[Extracted data entries]
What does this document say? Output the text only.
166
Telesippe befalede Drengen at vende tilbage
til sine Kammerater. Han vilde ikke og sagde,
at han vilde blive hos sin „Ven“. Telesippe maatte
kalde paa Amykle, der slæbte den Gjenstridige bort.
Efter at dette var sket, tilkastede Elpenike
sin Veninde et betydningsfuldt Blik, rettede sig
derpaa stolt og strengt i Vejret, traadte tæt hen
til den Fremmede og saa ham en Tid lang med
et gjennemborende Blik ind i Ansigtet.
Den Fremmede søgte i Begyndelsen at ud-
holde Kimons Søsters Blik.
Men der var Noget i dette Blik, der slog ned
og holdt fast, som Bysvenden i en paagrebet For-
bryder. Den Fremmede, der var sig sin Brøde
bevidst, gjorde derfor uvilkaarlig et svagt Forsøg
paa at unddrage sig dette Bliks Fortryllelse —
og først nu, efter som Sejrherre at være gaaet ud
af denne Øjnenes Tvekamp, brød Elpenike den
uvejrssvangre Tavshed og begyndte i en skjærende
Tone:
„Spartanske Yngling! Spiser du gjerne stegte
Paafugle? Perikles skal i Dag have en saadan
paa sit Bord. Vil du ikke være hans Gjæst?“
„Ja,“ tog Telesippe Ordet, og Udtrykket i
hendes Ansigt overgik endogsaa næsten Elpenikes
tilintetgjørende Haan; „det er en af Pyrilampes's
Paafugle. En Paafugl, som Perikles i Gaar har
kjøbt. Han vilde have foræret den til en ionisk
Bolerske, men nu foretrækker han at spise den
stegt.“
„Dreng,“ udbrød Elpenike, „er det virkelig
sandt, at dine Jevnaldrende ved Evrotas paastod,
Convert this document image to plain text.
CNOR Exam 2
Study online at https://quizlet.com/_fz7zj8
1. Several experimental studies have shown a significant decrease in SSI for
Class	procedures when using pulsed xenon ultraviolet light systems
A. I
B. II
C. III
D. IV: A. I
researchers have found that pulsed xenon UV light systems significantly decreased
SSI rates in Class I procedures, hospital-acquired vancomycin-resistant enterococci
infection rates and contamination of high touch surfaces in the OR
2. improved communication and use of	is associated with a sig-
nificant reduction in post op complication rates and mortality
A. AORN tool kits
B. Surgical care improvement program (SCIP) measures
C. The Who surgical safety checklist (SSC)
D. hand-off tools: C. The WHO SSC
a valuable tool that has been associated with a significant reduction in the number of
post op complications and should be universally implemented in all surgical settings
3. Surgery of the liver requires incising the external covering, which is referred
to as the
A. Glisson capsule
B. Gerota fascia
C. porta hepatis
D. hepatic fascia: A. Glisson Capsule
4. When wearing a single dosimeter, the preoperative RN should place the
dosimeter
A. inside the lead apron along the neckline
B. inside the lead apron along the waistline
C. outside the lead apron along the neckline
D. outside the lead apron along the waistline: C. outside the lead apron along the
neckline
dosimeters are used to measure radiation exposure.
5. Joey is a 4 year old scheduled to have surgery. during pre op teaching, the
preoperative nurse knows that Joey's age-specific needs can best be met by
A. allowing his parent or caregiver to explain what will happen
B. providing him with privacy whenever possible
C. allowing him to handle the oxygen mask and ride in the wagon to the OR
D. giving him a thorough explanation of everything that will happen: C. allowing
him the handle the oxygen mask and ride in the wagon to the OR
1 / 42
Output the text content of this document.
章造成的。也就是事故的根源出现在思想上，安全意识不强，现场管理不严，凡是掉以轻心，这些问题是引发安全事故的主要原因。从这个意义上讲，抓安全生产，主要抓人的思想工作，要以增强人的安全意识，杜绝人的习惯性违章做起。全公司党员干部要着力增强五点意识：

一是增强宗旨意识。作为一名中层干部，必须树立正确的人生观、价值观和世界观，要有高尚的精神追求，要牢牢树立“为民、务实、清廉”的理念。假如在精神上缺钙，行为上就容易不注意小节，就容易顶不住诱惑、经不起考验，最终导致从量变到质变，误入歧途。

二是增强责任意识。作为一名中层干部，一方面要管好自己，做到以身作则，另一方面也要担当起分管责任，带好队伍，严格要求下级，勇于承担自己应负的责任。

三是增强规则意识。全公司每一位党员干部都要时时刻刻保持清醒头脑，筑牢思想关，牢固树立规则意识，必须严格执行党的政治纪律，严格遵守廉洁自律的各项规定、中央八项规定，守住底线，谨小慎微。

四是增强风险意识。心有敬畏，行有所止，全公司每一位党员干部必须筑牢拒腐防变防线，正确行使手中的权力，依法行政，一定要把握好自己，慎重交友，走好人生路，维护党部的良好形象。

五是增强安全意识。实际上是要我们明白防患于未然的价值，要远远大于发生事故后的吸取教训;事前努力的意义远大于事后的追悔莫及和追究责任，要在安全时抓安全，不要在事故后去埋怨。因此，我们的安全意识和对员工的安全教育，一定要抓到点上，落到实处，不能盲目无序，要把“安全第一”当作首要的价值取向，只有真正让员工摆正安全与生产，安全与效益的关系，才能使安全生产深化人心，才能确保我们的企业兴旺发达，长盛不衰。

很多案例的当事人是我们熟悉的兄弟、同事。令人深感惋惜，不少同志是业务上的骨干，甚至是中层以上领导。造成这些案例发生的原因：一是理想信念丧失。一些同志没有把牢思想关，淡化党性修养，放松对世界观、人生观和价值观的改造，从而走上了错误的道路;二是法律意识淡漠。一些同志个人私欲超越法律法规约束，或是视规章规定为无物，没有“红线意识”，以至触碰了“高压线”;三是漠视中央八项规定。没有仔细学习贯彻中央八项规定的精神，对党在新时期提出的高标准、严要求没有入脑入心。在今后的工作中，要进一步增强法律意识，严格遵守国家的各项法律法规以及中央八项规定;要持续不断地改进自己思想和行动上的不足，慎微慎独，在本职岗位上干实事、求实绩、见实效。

■ TO DO ■
Pick out all lines from the data above in which the word "text" appears.

■ COMPLETED TASK ■
What does this document say? Output the text only.
Convert this document image to plain text.
Output the text content of this document.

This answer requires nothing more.